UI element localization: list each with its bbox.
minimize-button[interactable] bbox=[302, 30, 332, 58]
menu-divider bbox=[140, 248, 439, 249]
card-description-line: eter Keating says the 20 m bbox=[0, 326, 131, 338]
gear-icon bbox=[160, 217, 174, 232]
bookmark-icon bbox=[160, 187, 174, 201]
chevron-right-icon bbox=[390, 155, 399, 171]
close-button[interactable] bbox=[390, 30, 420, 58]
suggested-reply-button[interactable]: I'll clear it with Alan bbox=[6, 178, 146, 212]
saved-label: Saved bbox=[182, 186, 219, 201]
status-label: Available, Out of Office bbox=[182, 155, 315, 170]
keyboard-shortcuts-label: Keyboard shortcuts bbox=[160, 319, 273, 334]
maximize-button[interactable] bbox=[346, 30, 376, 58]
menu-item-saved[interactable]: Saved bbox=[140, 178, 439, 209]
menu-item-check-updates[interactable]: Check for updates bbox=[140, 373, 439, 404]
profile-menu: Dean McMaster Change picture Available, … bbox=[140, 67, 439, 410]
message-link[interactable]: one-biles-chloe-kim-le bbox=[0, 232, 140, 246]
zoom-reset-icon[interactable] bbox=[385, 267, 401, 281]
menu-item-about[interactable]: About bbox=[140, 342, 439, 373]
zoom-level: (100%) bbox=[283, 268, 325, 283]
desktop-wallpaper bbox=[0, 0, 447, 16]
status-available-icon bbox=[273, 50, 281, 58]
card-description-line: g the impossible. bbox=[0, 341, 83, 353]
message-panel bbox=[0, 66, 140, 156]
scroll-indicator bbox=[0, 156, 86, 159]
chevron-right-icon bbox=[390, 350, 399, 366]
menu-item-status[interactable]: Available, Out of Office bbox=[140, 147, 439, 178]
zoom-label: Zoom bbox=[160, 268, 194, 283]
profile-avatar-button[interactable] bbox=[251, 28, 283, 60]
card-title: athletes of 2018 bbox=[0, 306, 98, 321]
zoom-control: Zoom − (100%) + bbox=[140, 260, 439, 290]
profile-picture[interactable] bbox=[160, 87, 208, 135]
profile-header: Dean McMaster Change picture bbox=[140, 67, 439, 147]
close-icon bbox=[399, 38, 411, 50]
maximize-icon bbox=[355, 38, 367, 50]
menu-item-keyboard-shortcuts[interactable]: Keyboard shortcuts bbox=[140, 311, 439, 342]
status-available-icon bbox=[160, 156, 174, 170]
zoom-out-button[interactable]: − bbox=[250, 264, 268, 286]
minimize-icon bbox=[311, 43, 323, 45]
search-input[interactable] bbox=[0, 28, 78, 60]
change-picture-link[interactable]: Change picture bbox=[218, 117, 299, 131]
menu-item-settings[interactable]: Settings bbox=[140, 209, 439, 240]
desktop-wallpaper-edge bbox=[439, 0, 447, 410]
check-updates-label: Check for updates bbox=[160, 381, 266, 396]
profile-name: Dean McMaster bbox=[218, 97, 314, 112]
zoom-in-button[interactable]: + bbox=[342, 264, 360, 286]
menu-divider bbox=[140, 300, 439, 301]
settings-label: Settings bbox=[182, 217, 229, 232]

What the task asks:
How many lines in the rows above contain the string "chevron"? Give only the number.

Written answer:
2